▶ **Records for processing**
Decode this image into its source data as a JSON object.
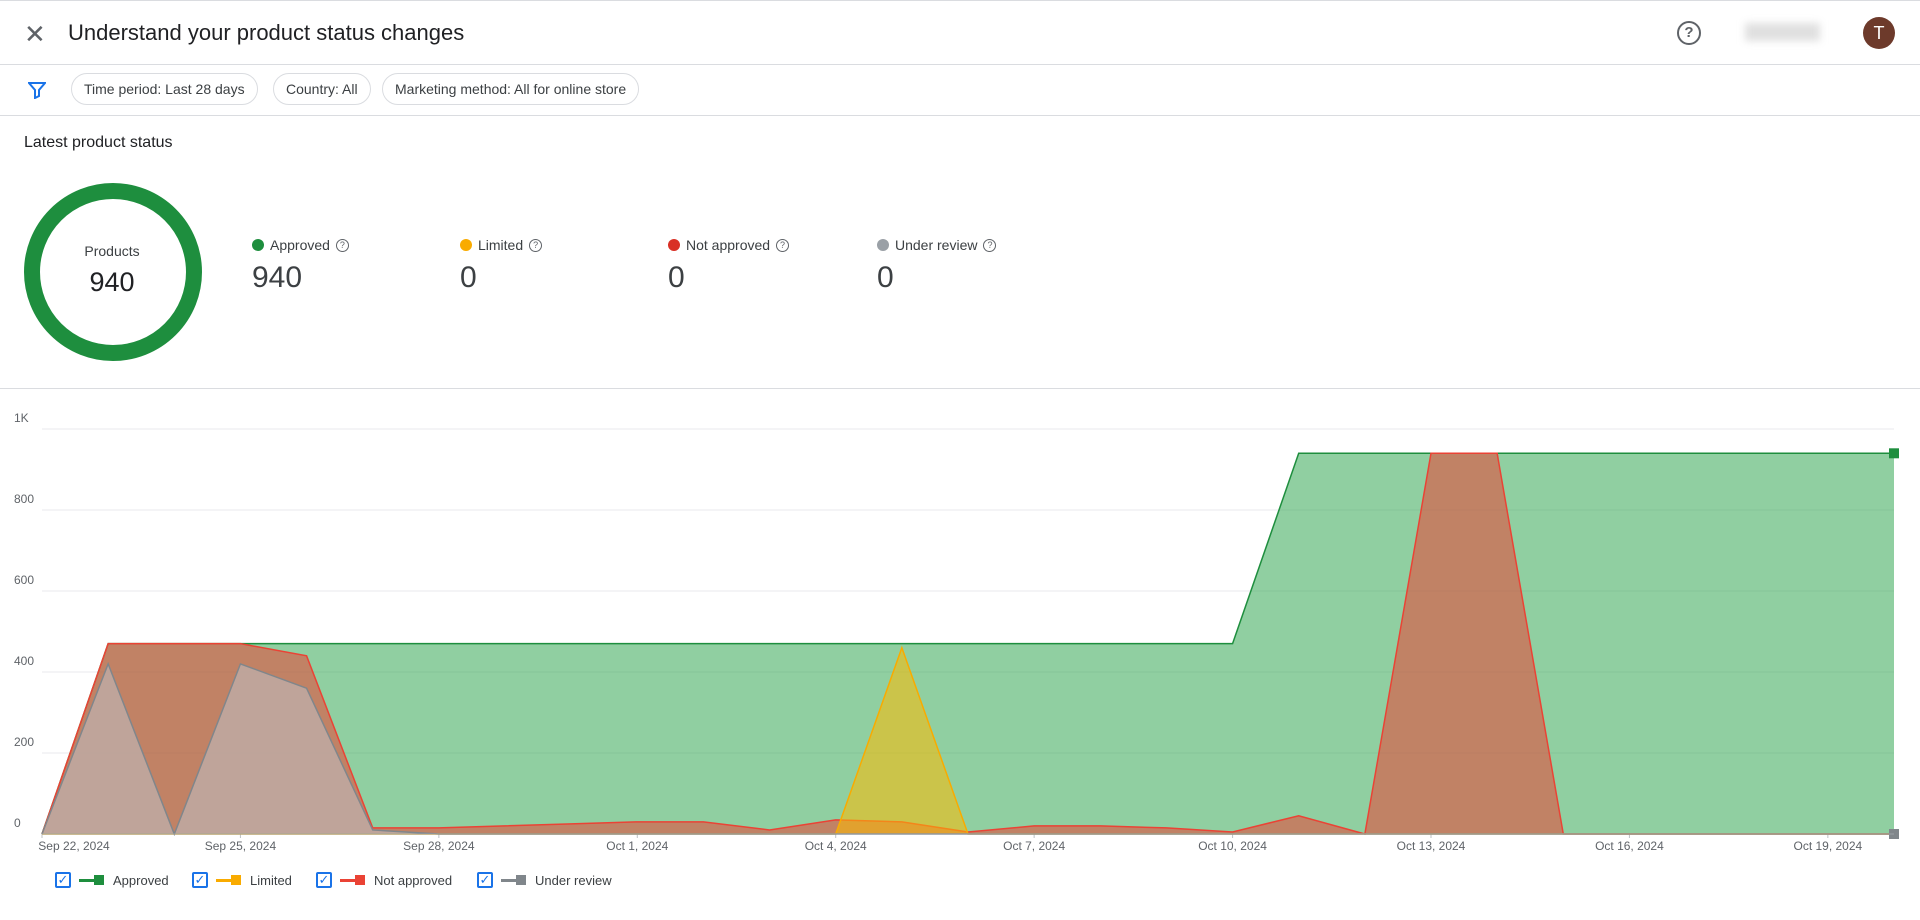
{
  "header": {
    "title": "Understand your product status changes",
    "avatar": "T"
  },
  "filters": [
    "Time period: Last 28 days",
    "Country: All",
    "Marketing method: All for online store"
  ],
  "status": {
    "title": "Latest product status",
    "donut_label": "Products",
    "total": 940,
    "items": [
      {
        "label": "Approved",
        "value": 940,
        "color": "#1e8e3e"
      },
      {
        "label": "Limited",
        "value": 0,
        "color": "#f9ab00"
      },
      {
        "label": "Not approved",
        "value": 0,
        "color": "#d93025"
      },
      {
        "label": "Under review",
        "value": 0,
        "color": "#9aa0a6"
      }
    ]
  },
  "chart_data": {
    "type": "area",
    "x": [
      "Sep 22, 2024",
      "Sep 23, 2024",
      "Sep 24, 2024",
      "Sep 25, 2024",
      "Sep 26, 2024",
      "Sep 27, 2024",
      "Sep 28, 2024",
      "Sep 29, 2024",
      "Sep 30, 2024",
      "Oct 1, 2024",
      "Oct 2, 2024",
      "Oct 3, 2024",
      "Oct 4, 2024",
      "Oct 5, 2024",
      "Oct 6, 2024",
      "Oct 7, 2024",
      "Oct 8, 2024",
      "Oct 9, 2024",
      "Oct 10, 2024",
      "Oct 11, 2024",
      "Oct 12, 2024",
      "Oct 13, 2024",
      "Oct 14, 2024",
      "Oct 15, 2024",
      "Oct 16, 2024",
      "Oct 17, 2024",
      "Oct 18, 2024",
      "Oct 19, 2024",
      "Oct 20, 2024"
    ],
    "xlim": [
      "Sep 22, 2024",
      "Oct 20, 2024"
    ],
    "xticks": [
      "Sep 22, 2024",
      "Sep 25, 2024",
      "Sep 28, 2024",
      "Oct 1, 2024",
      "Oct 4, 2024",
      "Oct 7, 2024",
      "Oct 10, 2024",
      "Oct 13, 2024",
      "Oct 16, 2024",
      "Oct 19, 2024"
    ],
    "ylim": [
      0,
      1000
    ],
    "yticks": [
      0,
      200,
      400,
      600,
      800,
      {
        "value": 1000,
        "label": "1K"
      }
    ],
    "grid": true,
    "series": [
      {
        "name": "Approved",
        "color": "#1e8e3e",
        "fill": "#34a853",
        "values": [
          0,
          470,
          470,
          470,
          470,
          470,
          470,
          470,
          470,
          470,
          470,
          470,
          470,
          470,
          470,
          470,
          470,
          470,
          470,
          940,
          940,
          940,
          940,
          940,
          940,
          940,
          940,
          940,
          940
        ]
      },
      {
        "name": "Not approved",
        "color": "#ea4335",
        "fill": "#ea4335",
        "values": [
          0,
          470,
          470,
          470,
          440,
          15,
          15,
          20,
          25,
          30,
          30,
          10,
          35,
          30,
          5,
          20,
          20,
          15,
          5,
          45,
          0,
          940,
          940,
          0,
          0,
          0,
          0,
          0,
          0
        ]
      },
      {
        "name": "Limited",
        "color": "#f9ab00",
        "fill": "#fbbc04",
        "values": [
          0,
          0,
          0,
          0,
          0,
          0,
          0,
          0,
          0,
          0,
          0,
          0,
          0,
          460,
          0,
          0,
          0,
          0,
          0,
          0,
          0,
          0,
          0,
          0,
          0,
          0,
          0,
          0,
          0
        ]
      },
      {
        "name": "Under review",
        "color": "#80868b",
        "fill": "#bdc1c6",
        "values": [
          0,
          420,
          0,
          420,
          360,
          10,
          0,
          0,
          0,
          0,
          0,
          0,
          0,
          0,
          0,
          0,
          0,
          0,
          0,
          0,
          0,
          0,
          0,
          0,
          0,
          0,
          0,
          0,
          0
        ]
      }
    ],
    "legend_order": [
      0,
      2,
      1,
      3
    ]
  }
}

...

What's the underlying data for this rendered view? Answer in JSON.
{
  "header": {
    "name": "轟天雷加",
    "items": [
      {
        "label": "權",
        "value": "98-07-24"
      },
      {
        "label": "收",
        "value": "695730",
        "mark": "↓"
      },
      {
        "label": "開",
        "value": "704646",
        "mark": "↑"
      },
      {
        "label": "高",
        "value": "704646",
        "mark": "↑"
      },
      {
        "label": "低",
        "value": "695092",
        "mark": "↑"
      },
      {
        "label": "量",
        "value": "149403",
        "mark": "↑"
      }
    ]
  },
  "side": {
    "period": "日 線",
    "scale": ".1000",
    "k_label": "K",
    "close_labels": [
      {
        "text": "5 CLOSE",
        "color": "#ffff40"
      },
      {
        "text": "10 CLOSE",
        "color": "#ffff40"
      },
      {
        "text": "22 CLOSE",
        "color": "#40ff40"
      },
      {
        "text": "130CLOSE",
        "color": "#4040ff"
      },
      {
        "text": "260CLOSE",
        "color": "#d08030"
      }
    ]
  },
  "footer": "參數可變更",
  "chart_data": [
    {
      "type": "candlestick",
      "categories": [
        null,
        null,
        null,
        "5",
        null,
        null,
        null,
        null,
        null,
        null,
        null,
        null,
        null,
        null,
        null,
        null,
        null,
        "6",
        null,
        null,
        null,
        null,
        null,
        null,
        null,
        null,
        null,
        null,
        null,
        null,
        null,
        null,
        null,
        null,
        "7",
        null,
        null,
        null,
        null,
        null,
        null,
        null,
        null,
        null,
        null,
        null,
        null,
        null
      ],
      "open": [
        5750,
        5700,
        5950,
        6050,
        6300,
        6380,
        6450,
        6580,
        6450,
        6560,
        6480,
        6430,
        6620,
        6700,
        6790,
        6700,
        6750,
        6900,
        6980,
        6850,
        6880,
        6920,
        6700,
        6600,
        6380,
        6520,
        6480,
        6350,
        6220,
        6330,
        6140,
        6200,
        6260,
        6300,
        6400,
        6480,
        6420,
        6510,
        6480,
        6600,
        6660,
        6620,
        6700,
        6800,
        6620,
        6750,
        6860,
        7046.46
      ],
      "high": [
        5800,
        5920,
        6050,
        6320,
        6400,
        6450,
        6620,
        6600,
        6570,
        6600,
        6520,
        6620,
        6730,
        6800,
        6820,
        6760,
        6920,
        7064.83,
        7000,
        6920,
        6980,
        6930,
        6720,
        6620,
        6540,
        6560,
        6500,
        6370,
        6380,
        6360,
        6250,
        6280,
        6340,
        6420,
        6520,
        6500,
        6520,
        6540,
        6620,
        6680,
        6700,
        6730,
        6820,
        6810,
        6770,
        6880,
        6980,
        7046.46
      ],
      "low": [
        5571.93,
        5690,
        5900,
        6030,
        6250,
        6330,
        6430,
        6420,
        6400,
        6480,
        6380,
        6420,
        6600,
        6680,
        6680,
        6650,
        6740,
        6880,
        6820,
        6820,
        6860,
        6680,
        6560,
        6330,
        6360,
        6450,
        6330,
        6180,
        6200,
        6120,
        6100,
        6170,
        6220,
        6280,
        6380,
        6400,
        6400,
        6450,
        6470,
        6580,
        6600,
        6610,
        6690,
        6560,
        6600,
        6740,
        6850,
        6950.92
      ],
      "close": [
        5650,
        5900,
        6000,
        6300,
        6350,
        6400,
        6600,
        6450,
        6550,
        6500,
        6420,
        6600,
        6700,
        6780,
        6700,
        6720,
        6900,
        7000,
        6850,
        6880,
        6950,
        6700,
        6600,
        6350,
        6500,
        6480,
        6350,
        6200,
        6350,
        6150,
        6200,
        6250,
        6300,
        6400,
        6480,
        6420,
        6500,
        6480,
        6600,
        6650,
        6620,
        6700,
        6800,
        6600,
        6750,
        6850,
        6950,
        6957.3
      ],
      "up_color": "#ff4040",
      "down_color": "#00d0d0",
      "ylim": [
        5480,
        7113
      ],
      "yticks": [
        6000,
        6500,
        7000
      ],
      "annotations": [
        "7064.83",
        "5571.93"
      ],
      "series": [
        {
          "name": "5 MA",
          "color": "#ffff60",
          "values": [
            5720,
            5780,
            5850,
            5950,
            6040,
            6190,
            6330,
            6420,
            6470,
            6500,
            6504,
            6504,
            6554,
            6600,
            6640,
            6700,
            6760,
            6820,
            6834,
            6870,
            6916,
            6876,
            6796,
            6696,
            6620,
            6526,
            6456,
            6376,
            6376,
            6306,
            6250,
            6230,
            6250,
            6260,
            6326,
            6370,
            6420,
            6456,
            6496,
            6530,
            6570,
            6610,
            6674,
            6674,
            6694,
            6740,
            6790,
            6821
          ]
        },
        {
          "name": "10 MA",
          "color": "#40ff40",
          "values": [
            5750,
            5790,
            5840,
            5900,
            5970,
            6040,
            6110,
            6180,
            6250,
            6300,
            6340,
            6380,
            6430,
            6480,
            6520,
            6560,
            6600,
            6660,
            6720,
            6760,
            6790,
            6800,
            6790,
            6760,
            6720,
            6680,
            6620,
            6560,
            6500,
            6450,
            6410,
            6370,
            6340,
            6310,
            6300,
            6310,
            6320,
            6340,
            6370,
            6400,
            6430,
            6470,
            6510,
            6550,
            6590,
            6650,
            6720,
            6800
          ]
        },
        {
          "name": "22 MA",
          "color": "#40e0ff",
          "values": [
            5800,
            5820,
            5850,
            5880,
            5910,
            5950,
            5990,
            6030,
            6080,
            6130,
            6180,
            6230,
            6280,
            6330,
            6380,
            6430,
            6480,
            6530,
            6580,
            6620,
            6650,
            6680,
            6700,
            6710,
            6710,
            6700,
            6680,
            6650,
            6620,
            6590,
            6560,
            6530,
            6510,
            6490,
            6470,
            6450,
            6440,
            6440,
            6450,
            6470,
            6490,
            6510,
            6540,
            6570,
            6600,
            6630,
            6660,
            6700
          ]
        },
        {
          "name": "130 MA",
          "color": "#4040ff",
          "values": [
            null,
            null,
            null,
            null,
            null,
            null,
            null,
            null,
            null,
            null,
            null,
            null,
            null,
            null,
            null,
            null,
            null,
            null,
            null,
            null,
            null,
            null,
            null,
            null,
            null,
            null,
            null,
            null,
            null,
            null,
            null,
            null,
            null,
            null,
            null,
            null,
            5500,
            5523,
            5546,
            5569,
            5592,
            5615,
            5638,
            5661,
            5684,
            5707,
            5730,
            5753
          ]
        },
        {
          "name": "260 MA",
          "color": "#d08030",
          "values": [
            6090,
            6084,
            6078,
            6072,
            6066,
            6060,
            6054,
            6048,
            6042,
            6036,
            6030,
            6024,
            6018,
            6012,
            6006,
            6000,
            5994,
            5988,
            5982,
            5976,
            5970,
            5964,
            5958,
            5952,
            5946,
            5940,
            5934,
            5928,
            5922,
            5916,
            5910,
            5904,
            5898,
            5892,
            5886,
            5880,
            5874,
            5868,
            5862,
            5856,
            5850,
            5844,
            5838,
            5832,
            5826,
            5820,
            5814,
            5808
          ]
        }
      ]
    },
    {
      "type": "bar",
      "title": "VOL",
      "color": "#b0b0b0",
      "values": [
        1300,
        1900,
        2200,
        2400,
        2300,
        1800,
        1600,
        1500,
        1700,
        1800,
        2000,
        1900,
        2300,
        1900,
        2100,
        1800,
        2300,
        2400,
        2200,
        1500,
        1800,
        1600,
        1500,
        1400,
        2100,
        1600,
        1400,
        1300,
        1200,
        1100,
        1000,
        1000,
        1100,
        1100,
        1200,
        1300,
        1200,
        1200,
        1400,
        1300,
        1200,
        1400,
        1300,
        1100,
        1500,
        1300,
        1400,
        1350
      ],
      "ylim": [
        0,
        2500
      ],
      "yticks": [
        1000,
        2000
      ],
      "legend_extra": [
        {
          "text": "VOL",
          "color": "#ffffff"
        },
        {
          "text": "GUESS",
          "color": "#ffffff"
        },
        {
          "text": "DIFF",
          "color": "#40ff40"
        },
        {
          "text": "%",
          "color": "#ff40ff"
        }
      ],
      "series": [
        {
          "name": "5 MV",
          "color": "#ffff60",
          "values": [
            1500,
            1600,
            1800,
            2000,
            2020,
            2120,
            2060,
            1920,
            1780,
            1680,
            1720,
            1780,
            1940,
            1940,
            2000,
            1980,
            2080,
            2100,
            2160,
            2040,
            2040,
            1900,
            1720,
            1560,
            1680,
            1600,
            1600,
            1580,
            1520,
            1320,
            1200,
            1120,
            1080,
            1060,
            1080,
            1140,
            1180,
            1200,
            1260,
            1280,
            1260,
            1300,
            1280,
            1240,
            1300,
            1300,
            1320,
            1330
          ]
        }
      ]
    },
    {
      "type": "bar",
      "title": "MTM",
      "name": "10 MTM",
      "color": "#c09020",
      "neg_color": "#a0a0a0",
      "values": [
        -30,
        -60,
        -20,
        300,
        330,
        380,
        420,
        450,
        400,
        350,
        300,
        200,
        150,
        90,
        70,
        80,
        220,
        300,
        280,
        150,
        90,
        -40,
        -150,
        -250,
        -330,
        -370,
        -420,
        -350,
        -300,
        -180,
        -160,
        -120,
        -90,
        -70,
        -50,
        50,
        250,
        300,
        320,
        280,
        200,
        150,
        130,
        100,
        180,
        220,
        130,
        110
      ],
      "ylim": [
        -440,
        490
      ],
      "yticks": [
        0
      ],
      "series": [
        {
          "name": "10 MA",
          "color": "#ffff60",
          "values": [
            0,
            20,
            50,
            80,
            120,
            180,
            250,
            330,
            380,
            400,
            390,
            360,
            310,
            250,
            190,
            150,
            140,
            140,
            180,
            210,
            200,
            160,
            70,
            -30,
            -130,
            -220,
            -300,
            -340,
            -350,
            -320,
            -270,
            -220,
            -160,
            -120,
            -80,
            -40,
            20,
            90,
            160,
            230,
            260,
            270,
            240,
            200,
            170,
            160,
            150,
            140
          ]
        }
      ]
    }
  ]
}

▶ **Task description**
Go through the records above and copy every line with the word "status".

▶ **Answer in full**
    "title": "Understand your product status changes",
  "status": {
    "title": "Latest product status",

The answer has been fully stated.